> _Exercise aim_
Find each line containing the string "Incidence" and return it.

> _Data supplied_
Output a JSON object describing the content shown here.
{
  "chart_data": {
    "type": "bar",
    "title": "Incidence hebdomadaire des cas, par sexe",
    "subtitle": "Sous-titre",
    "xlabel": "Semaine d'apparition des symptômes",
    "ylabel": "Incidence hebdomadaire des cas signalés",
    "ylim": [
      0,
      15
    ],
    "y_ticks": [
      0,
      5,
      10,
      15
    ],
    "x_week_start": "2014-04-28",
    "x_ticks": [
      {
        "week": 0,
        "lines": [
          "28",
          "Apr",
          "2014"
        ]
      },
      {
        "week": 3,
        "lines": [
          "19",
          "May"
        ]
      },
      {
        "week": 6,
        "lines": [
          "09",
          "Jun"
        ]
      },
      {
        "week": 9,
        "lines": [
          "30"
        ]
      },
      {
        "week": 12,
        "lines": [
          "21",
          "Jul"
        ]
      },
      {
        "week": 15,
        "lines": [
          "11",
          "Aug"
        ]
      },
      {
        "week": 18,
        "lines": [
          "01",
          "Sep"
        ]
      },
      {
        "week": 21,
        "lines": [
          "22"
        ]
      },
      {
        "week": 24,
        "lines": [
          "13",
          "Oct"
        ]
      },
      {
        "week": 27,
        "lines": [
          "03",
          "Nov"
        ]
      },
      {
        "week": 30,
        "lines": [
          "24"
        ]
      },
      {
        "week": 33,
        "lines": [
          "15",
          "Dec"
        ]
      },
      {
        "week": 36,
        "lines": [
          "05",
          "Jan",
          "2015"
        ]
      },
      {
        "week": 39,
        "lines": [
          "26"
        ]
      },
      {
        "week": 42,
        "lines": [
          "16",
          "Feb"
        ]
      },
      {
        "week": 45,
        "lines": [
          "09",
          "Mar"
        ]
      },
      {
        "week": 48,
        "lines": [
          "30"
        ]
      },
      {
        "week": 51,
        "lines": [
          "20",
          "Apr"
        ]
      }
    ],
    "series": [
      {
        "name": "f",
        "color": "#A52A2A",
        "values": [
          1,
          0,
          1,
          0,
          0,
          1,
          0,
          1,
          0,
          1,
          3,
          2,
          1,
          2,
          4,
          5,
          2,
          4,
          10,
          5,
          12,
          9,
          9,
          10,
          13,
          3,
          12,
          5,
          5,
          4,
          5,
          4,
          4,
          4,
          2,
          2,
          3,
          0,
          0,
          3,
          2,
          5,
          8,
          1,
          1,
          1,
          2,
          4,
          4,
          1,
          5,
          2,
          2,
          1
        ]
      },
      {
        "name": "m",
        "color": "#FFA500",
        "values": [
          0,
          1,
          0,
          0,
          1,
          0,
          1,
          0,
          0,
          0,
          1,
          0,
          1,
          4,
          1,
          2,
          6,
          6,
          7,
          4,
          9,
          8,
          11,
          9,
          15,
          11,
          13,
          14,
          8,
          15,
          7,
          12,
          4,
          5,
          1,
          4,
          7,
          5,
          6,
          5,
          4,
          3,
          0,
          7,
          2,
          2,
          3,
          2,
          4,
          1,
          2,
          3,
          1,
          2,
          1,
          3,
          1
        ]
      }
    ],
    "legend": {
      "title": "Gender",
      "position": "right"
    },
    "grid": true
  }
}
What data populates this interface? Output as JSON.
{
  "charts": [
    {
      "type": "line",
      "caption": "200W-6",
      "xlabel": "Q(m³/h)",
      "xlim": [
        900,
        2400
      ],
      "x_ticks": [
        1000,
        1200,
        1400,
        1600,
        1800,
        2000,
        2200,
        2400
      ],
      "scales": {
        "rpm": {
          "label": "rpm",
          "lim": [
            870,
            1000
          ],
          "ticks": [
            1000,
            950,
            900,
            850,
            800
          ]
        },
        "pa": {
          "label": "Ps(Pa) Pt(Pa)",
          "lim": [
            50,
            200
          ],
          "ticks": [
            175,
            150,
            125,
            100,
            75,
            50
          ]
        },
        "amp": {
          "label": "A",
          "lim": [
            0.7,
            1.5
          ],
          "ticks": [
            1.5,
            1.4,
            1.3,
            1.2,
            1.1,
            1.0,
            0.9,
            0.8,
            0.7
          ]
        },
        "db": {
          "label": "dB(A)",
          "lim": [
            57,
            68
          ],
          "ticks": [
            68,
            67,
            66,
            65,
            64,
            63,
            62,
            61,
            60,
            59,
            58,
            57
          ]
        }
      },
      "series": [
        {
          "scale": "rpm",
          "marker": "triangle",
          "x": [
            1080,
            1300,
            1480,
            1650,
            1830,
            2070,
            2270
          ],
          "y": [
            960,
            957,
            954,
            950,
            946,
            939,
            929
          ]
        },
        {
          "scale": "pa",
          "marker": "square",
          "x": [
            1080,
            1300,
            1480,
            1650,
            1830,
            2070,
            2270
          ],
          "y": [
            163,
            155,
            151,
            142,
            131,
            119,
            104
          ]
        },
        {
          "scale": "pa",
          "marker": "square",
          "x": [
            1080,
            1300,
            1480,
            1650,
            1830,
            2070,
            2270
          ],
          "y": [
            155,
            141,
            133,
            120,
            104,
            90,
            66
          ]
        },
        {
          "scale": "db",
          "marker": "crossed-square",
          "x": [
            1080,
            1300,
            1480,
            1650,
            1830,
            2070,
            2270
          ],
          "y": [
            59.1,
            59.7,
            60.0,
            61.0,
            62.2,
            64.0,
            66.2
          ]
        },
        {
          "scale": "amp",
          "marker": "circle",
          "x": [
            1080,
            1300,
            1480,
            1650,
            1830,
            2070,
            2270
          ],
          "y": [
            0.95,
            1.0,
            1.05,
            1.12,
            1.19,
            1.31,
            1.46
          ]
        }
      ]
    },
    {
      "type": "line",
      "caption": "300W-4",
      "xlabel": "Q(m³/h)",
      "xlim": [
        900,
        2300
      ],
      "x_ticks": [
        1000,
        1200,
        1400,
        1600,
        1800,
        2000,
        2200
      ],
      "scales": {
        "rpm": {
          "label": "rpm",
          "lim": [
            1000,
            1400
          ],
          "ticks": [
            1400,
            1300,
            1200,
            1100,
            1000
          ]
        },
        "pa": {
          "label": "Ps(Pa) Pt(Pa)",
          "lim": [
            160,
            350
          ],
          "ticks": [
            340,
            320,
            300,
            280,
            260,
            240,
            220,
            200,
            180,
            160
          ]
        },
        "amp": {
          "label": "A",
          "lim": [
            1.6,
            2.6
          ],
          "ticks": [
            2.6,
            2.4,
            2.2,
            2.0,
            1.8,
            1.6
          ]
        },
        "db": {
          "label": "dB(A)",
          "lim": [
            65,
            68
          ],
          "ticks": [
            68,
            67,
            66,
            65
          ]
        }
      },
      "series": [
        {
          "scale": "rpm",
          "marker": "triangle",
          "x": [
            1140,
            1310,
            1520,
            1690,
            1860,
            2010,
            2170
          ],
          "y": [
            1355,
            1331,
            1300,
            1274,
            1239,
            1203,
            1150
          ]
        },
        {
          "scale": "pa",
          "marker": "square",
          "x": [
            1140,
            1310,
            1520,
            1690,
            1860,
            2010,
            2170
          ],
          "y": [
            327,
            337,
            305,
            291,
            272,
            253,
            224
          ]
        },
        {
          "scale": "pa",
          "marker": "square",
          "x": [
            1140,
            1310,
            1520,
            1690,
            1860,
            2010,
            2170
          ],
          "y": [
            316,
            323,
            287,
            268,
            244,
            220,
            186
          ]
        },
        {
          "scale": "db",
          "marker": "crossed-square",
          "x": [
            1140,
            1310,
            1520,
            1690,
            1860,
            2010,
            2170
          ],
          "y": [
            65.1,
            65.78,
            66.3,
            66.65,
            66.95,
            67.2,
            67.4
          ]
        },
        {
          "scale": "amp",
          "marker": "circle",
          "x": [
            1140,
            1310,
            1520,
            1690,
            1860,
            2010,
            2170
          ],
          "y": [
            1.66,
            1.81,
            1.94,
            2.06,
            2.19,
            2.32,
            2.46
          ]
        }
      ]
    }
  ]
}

> _Output of the exercise_
    "title": "Incidence hebdomadaire des cas, par sexe",
    "ylabel": "Incidence hebdomadaire des cas signalés",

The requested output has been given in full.